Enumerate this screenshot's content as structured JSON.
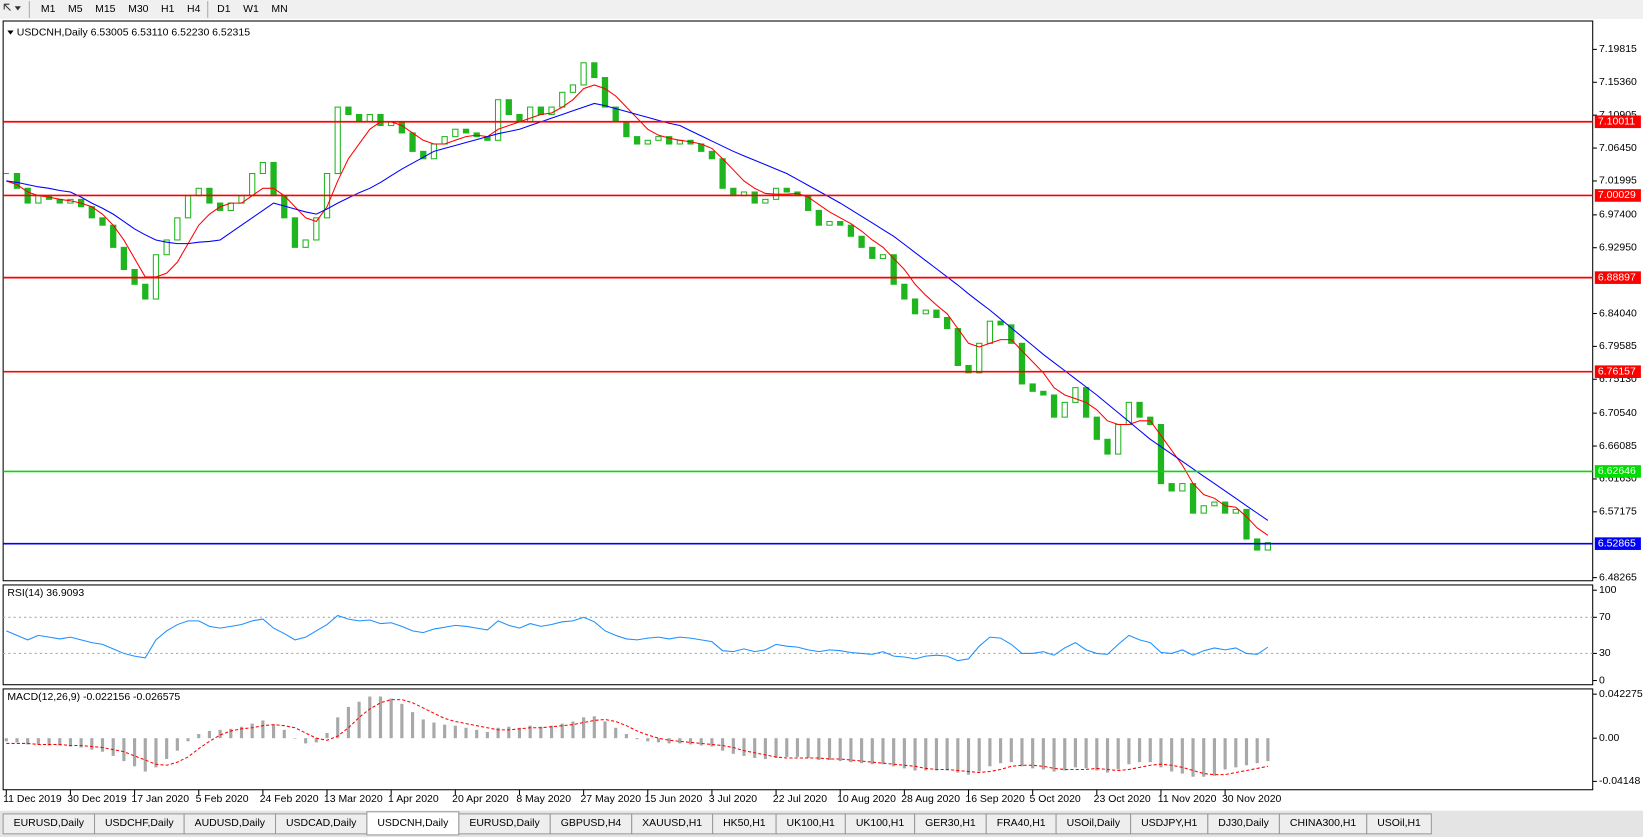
{
  "toolbar": [
    "M1",
    "M5",
    "M15",
    "M30",
    "H1",
    "H4",
    "D1",
    "W1",
    "MN"
  ],
  "tabs": {
    "items": [
      "EURUSD,Daily",
      "USDCHF,Daily",
      "AUDUSD,Daily",
      "USDCAD,Daily",
      "USDCNH,Daily",
      "EURUSD,Daily",
      "GBPUSD,H4",
      "XAUUSD,H1",
      "HK50,H1",
      "UK100,H1",
      "UK100,H1",
      "GER30,H1",
      "FRA40,H1",
      "USOil,Daily",
      "USDJPY,H1",
      "DJ30,Daily",
      "CHINA300,H1",
      "USOil,H1"
    ],
    "active": 4
  },
  "chart_data": {
    "type": "candlestick",
    "title": "USDCNH,Daily  6.53005 6.53110 6.52230 6.52315",
    "grid": false,
    "categories": [
      "11 Dec 2019",
      null,
      null,
      null,
      null,
      null,
      "30 Dec 2019",
      null,
      null,
      null,
      null,
      null,
      "17 Jan 2020",
      null,
      null,
      null,
      null,
      null,
      "5 Feb 2020",
      null,
      null,
      null,
      null,
      null,
      "24 Feb 2020",
      null,
      null,
      null,
      null,
      null,
      "13 Mar 2020",
      null,
      null,
      null,
      null,
      null,
      "1 Apr 2020",
      null,
      null,
      null,
      null,
      null,
      "20 Apr 2020",
      null,
      null,
      null,
      null,
      null,
      "8 May 2020",
      null,
      null,
      null,
      null,
      null,
      "27 May 2020",
      null,
      null,
      null,
      null,
      null,
      "15 Jun 2020",
      null,
      null,
      null,
      null,
      null,
      "3 Jul 2020",
      null,
      null,
      null,
      null,
      null,
      "22 Jul 2020",
      null,
      null,
      null,
      null,
      null,
      "10 Aug 2020",
      null,
      null,
      null,
      null,
      null,
      "28 Aug 2020",
      null,
      null,
      null,
      null,
      null,
      "16 Sep 2020",
      null,
      null,
      null,
      null,
      null,
      "5 Oct 2020",
      null,
      null,
      null,
      null,
      null,
      "23 Oct 2020",
      null,
      null,
      null,
      null,
      null,
      "11 Nov 2020",
      null,
      null,
      null,
      null,
      null,
      "30 Nov 2020",
      null,
      null,
      null,
      null
    ],
    "ylim": [
      6.4784,
      7.2366
    ],
    "yticks": [
      7.19815,
      {
        "value": 7.1536,
        "label": "7.15360"
      },
      7.10905,
      {
        "value": 7.0645,
        "label": "7.06450"
      },
      7.01995,
      {
        "value": 6.974,
        "label": "6.97400"
      },
      {
        "value": 6.9295,
        "label": "6.92950"
      },
      {
        "value": 6.8404,
        "label": "6.84040"
      },
      6.79585,
      {
        "value": 6.7513,
        "label": "6.75130"
      },
      {
        "value": 6.7054,
        "label": "6.70540"
      },
      6.66085,
      {
        "value": 6.6163,
        "label": "6.61630"
      },
      6.57175,
      6.48265
    ],
    "candles": {
      "up_color": "#1fb51f",
      "down_color": "#1fb51f",
      "values": [
        7.03,
        7.01,
        6.99,
        7.0,
        6.995,
        6.99,
        6.995,
        6.985,
        6.97,
        6.96,
        6.93,
        6.9,
        6.88,
        6.86,
        6.92,
        6.94,
        6.97,
        7.0,
        7.01,
        6.99,
        6.98,
        6.99,
        7.0,
        7.03,
        7.045,
        7.0,
        6.97,
        6.93,
        6.94,
        6.97,
        7.03,
        7.12,
        7.11,
        7.1,
        7.11,
        7.095,
        7.1,
        7.085,
        7.06,
        7.05,
        7.07,
        7.08,
        7.09,
        7.085,
        7.08,
        7.075,
        7.13,
        7.11,
        7.1,
        7.12,
        7.11,
        7.12,
        7.14,
        7.15,
        7.18,
        7.16,
        7.12,
        7.1,
        7.08,
        7.07,
        7.075,
        7.08,
        7.07,
        7.075,
        7.07,
        7.06,
        7.05,
        7.01,
        7.0,
        7.005,
        6.99,
        6.995,
        7.01,
        7.005,
        7.0,
        6.98,
        6.96,
        6.965,
        6.96,
        6.945,
        6.93,
        6.915,
        6.92,
        6.88,
        6.86,
        6.84,
        6.845,
        6.835,
        6.82,
        6.77,
        6.76,
        6.8,
        6.83,
        6.825,
        6.8,
        6.745,
        6.735,
        6.73,
        6.7,
        6.72,
        6.74,
        6.7,
        6.67,
        6.65,
        6.69,
        6.72,
        6.7,
        6.69,
        6.61,
        6.6,
        6.61,
        6.57,
        6.58,
        6.585,
        6.57,
        6.575,
        6.535,
        6.52,
        6.53
      ]
    },
    "moving_averages": [
      {
        "color": "#ff0000",
        "values": [
          7.02,
          7.015,
          7.005,
          7.0,
          6.998,
          6.995,
          6.993,
          6.99,
          6.985,
          6.975,
          6.96,
          6.94,
          6.915,
          6.89,
          6.89,
          6.895,
          6.91,
          6.935,
          6.96,
          6.975,
          6.985,
          6.99,
          6.99,
          7.0,
          7.01,
          7.01,
          7.0,
          6.985,
          6.97,
          6.965,
          6.985,
          7.02,
          7.05,
          7.07,
          7.09,
          7.1,
          7.1,
          7.095,
          7.085,
          7.075,
          7.07,
          7.07,
          7.075,
          7.08,
          7.082,
          7.08,
          7.09,
          7.095,
          7.1,
          7.105,
          7.11,
          7.112,
          7.12,
          7.13,
          7.145,
          7.15,
          7.145,
          7.135,
          7.12,
          7.105,
          7.09,
          7.082,
          7.078,
          7.075,
          7.073,
          7.07,
          7.064,
          7.05,
          7.035,
          7.02,
          7.01,
          7.003,
          7.002,
          7.002,
          7.003,
          6.998,
          6.988,
          6.978,
          6.97,
          6.962,
          6.952,
          6.94,
          6.93,
          6.915,
          6.9,
          6.88,
          6.865,
          6.852,
          6.84,
          6.82,
          6.8,
          6.795,
          6.8,
          6.805,
          6.805,
          6.79,
          6.775,
          6.76,
          6.74,
          6.73,
          6.725,
          6.72,
          6.71,
          6.695,
          6.69,
          6.69,
          6.695,
          6.695,
          6.675,
          6.655,
          6.635,
          6.61,
          6.595,
          6.59,
          6.58,
          6.578,
          6.565,
          6.55,
          6.54
        ]
      },
      {
        "color": "#0000ff",
        "values": [
          7.02,
          7.018,
          7.015,
          7.012,
          7.01,
          7.007,
          7.005,
          6.998,
          6.99,
          6.983,
          6.975,
          6.965,
          6.955,
          6.947,
          6.94,
          6.937,
          6.935,
          6.935,
          6.937,
          6.938,
          6.94,
          6.95,
          6.96,
          6.97,
          6.98,
          6.99,
          6.986,
          6.982,
          6.978,
          6.975,
          6.982,
          6.99,
          6.997,
          7.004,
          7.01,
          7.018,
          7.027,
          7.036,
          7.044,
          7.052,
          7.06,
          7.064,
          7.068,
          7.072,
          7.076,
          7.08,
          7.084,
          7.087,
          7.09,
          7.095,
          7.1,
          7.105,
          7.11,
          7.115,
          7.12,
          7.125,
          7.122,
          7.118,
          7.114,
          7.11,
          7.106,
          7.102,
          7.098,
          7.095,
          7.088,
          7.081,
          7.074,
          7.067,
          7.06,
          7.054,
          7.048,
          7.042,
          7.036,
          7.03,
          7.022,
          7.014,
          7.006,
          6.998,
          6.99,
          6.981,
          6.972,
          6.963,
          6.954,
          6.945,
          6.934,
          6.923,
          6.912,
          6.901,
          6.89,
          6.879,
          6.867,
          6.856,
          6.845,
          6.833,
          6.821,
          6.809,
          6.797,
          6.785,
          6.774,
          6.763,
          6.752,
          6.741,
          6.73,
          6.718,
          6.706,
          6.694,
          6.682,
          6.67,
          6.66,
          6.65,
          6.64,
          6.63,
          6.62,
          6.61,
          6.6,
          6.59,
          6.58,
          6.57,
          6.56
        ]
      }
    ],
    "levels": [
      {
        "value": 7.10011,
        "color": "#ff0000"
      },
      {
        "value": 7.00029,
        "color": "#ff0000"
      },
      {
        "value": 6.88897,
        "color": "#ff0000"
      },
      {
        "value": 6.76157,
        "color": "#ff0000"
      },
      {
        "value": 6.62646,
        "color": "#00dd00"
      },
      {
        "value": 6.52865,
        "color": "#0000ff"
      }
    ],
    "rsi": {
      "label": "RSI(14) 36.9093",
      "color": "#1e90ff",
      "grid": true,
      "ylim": [
        0,
        100
      ],
      "yticks": [
        100,
        70,
        30,
        0
      ],
      "values": [
        55,
        50,
        45,
        50,
        48,
        46,
        48,
        45,
        42,
        40,
        35,
        30,
        27,
        25,
        45,
        55,
        62,
        66,
        66,
        60,
        58,
        60,
        62,
        66,
        68,
        58,
        52,
        45,
        48,
        55,
        62,
        72,
        68,
        66,
        67,
        63,
        64,
        60,
        55,
        53,
        57,
        59,
        61,
        60,
        58,
        56,
        66,
        61,
        58,
        63,
        60,
        62,
        65,
        66,
        70,
        65,
        55,
        50,
        46,
        45,
        47,
        48,
        46,
        48,
        47,
        45,
        43,
        33,
        32,
        35,
        32,
        34,
        40,
        38,
        37,
        34,
        32,
        34,
        33,
        31,
        30,
        29,
        32,
        27,
        26,
        24,
        27,
        28,
        27,
        22,
        24,
        38,
        48,
        47,
        40,
        30,
        30,
        32,
        28,
        36,
        42,
        34,
        30,
        29,
        40,
        50,
        45,
        42,
        31,
        30,
        34,
        28,
        33,
        36,
        34,
        36,
        30,
        29,
        37
      ]
    },
    "macd": {
      "label": "MACD(12,26,9) -0.022156 -0.026575",
      "histogram_color": "#a8a8a8",
      "signal_color": "#ff0000",
      "ylim": [
        -0.0495,
        0.0473
      ],
      "yticks": [
        0.042275,
        {
          "value": 0,
          "label": "0.00"
        },
        -0.04148
      ],
      "histogram": [
        -0.003,
        -0.004,
        -0.006,
        -0.006,
        -0.007,
        -0.007,
        -0.008,
        -0.009,
        -0.011,
        -0.013,
        -0.017,
        -0.022,
        -0.027,
        -0.032,
        -0.028,
        -0.02,
        -0.012,
        -0.003,
        0.004,
        0.007,
        0.008,
        0.009,
        0.011,
        0.014,
        0.017,
        0.013,
        0.008,
        0.0,
        -0.005,
        -0.004,
        0.005,
        0.02,
        0.03,
        0.035,
        0.04,
        0.04,
        0.038,
        0.033,
        0.025,
        0.018,
        0.015,
        0.013,
        0.012,
        0.01,
        0.008,
        0.006,
        0.01,
        0.011,
        0.01,
        0.012,
        0.011,
        0.012,
        0.014,
        0.016,
        0.02,
        0.021,
        0.016,
        0.01,
        0.004,
        -0.001,
        -0.003,
        -0.004,
        -0.005,
        -0.005,
        -0.006,
        -0.007,
        -0.008,
        -0.012,
        -0.015,
        -0.017,
        -0.019,
        -0.02,
        -0.019,
        -0.018,
        -0.018,
        -0.019,
        -0.021,
        -0.021,
        -0.022,
        -0.023,
        -0.024,
        -0.025,
        -0.025,
        -0.027,
        -0.029,
        -0.031,
        -0.031,
        -0.031,
        -0.031,
        -0.033,
        -0.035,
        -0.032,
        -0.027,
        -0.024,
        -0.023,
        -0.027,
        -0.029,
        -0.03,
        -0.032,
        -0.031,
        -0.028,
        -0.029,
        -0.031,
        -0.033,
        -0.03,
        -0.025,
        -0.023,
        -0.023,
        -0.028,
        -0.032,
        -0.034,
        -0.037,
        -0.037,
        -0.036,
        -0.03,
        -0.028,
        -0.026,
        -0.024,
        -0.022
      ],
      "signal": [
        -0.005,
        -0.005,
        -0.005,
        -0.006,
        -0.006,
        -0.006,
        -0.007,
        -0.007,
        -0.008,
        -0.009,
        -0.011,
        -0.013,
        -0.017,
        -0.021,
        -0.025,
        -0.026,
        -0.023,
        -0.018,
        -0.01,
        -0.003,
        0.003,
        0.007,
        0.009,
        0.01,
        0.012,
        0.013,
        0.012,
        0.01,
        0.005,
        0.0,
        -0.002,
        0.002,
        0.01,
        0.02,
        0.028,
        0.034,
        0.037,
        0.037,
        0.034,
        0.029,
        0.024,
        0.019,
        0.016,
        0.014,
        0.012,
        0.01,
        0.008,
        0.008,
        0.009,
        0.01,
        0.01,
        0.011,
        0.012,
        0.013,
        0.015,
        0.017,
        0.018,
        0.016,
        0.012,
        0.007,
        0.003,
        0.0,
        -0.002,
        -0.003,
        -0.004,
        -0.005,
        -0.006,
        -0.007,
        -0.009,
        -0.012,
        -0.014,
        -0.016,
        -0.018,
        -0.019,
        -0.019,
        -0.019,
        -0.019,
        -0.02,
        -0.02,
        -0.021,
        -0.022,
        -0.023,
        -0.024,
        -0.025,
        -0.026,
        -0.027,
        -0.029,
        -0.03,
        -0.03,
        -0.031,
        -0.032,
        -0.033,
        -0.032,
        -0.03,
        -0.027,
        -0.026,
        -0.026,
        -0.027,
        -0.029,
        -0.03,
        -0.03,
        -0.03,
        -0.029,
        -0.03,
        -0.031,
        -0.03,
        -0.028,
        -0.026,
        -0.025,
        -0.026,
        -0.028,
        -0.031,
        -0.034,
        -0.035,
        -0.035,
        -0.033,
        -0.031,
        -0.029,
        -0.027
      ]
    }
  }
}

■ ■ ■ ■

▶ Exercise
Set out every line from the material that contains the string "USDCNH".

▶ Solution below
      "USDCNH,Daily",
    "title": "USDCNH,Daily  6.53005 6.53110 6.52230 6.52315",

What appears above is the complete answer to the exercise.